__What you should do__
Gather from the material every line that contains the string "tanlash".

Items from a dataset
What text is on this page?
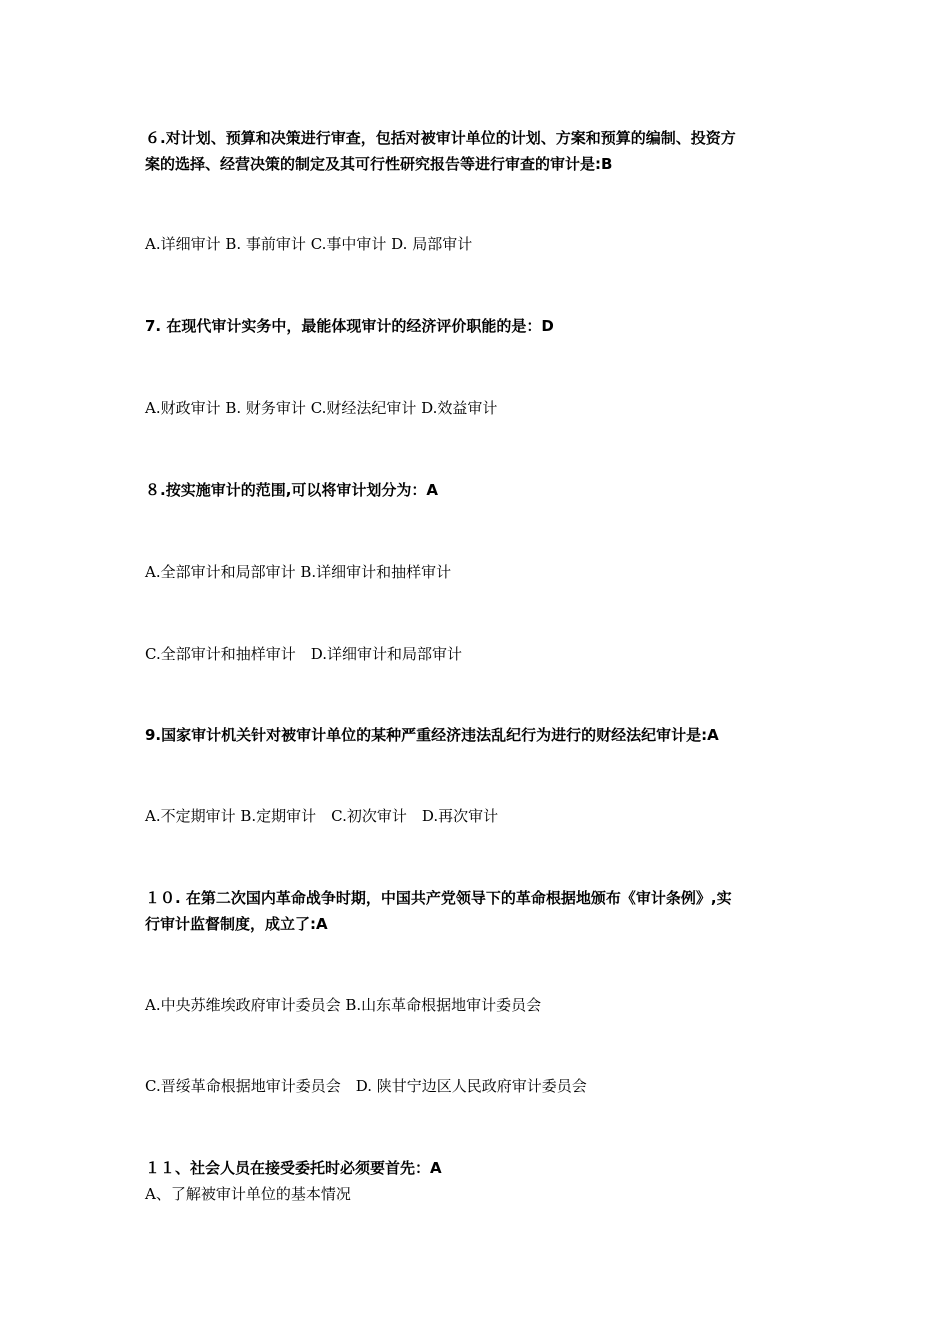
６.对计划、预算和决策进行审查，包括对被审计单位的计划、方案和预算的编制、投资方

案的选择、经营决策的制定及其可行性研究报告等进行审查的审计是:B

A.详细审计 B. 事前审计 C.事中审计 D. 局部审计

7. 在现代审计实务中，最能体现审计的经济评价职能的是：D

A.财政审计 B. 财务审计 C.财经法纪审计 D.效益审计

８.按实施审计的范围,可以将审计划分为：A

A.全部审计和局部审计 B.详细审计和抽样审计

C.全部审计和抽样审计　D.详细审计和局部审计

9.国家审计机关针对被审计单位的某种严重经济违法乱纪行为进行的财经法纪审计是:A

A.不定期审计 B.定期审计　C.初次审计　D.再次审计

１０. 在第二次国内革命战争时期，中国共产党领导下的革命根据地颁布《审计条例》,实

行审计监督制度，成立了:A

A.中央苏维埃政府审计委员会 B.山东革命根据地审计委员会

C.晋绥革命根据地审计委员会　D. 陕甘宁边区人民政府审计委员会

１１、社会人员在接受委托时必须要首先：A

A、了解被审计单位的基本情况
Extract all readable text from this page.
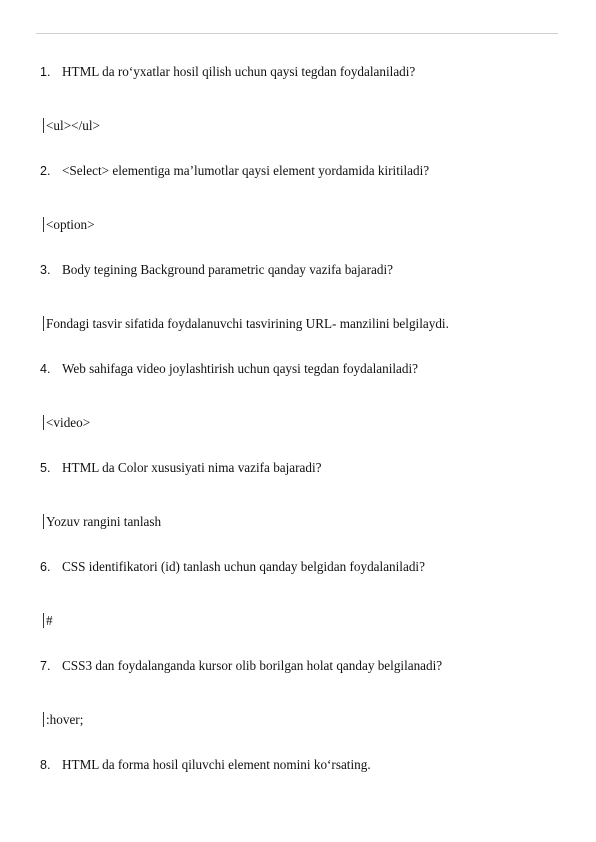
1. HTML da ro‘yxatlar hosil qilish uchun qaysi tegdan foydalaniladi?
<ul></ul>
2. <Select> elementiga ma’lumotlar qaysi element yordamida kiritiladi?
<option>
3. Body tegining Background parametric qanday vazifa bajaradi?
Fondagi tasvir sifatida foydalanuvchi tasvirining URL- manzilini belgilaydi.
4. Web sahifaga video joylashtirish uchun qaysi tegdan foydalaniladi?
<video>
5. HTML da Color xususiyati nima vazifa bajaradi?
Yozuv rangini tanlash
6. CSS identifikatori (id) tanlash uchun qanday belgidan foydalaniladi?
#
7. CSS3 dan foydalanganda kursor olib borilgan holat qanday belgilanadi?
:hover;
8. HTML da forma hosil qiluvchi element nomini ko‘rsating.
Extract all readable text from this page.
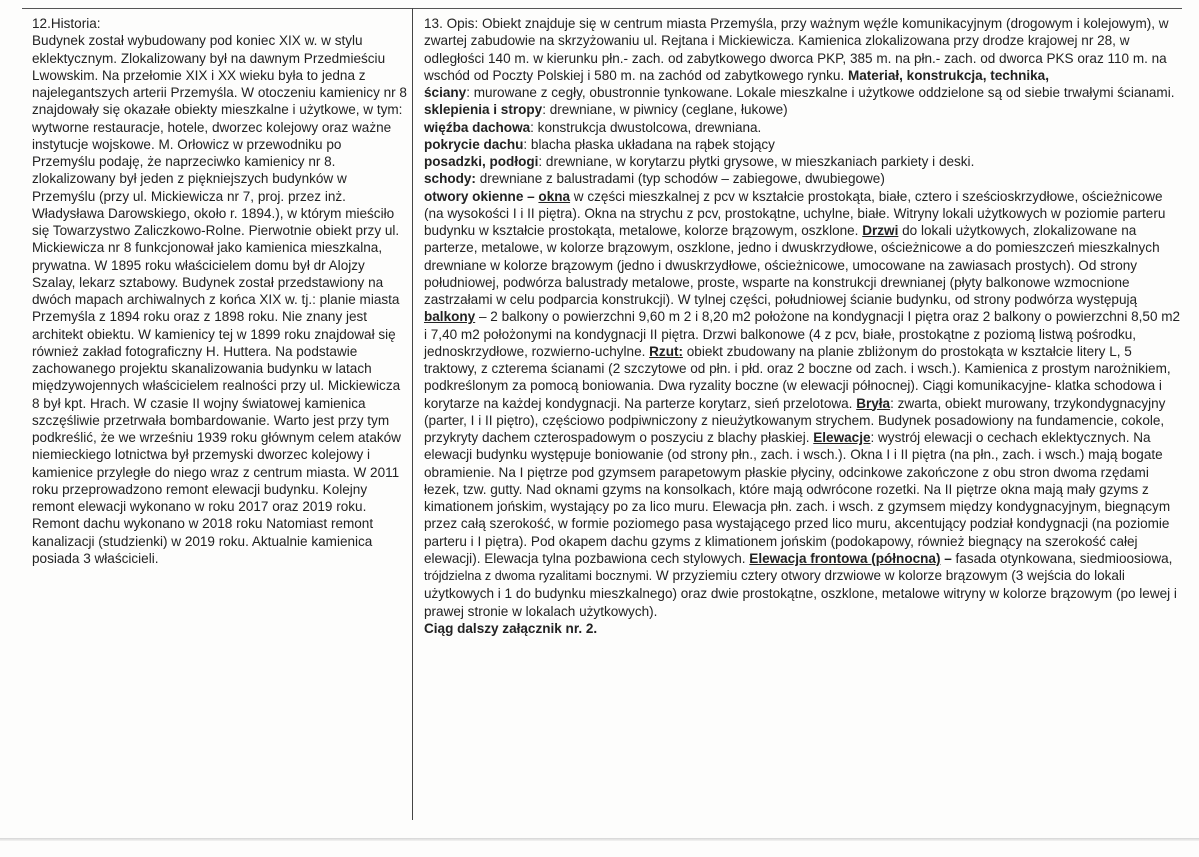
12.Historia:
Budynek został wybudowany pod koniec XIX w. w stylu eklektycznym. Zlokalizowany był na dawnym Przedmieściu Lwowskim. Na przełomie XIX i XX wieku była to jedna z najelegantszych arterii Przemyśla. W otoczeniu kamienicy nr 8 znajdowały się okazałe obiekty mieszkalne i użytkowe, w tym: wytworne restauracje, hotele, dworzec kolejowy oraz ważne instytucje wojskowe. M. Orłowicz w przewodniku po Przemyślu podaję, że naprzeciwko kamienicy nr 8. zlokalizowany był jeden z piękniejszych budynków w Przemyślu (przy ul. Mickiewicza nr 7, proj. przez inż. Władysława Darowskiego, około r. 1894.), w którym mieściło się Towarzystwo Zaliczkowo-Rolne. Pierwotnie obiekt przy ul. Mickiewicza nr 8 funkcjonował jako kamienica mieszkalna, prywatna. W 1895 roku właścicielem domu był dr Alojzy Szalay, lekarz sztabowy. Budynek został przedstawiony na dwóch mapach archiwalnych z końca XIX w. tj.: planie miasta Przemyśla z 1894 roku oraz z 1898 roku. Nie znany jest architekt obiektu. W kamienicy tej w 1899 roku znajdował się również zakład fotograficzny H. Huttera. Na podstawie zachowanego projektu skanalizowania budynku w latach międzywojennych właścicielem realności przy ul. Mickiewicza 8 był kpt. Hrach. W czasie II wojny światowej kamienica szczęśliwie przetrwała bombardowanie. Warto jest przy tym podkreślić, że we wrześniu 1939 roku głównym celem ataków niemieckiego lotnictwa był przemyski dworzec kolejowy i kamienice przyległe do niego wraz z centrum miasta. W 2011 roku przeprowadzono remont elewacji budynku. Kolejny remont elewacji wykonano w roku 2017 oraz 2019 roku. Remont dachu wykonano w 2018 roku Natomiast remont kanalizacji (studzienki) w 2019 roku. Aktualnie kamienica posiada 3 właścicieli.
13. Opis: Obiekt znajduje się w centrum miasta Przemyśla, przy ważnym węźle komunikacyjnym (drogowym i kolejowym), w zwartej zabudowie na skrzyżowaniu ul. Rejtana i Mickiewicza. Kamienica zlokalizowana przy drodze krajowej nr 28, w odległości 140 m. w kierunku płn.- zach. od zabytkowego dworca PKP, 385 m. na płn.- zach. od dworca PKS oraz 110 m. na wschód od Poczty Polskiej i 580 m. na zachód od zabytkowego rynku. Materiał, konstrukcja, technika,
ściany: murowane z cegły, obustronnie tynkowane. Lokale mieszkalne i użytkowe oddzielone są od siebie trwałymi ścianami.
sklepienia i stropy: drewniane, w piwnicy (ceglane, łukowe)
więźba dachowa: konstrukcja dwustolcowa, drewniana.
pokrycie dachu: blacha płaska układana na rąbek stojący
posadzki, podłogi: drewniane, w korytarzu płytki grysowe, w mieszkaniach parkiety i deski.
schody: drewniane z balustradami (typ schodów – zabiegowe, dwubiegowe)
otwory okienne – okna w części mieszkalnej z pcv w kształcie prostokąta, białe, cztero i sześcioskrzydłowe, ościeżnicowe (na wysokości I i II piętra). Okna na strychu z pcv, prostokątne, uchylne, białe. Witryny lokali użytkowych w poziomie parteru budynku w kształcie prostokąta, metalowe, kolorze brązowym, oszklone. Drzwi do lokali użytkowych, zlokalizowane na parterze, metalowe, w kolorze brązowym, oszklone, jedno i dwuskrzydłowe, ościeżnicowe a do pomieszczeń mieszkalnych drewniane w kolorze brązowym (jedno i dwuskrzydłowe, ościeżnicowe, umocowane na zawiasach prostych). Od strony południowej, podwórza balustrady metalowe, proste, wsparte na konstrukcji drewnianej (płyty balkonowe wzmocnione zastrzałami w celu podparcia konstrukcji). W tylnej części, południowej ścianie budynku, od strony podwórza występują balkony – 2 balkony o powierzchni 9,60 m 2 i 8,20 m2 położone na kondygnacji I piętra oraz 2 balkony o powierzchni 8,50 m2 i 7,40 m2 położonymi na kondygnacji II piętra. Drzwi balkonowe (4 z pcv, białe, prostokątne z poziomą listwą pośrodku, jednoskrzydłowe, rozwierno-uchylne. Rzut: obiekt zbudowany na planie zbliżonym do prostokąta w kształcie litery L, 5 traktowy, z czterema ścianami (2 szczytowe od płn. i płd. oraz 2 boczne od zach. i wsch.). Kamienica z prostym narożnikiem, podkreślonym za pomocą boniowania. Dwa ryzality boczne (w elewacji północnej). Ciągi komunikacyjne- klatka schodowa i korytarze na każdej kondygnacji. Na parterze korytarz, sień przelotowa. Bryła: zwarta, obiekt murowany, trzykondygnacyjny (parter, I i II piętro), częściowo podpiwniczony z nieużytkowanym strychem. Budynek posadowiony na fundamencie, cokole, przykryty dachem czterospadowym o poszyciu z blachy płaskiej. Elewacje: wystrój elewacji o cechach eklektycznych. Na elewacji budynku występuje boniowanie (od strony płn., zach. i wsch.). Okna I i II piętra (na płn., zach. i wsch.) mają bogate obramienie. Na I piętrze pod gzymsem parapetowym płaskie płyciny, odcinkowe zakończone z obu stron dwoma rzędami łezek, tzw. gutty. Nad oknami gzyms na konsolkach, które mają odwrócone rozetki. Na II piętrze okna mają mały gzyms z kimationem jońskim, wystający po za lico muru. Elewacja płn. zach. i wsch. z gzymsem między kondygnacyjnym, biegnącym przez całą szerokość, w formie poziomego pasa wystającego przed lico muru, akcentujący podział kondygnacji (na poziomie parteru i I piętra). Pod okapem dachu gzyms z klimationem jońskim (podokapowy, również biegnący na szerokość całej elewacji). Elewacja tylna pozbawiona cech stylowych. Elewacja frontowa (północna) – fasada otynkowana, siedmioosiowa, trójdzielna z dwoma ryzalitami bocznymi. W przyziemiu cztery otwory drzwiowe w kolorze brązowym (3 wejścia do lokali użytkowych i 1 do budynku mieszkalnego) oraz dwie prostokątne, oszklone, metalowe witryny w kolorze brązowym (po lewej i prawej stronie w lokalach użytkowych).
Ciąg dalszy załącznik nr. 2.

__Final result__
Yozuv rangini tanlash
6. CSS identifikatori (id) tanlash uchun qanday belgidan foydalaniladi?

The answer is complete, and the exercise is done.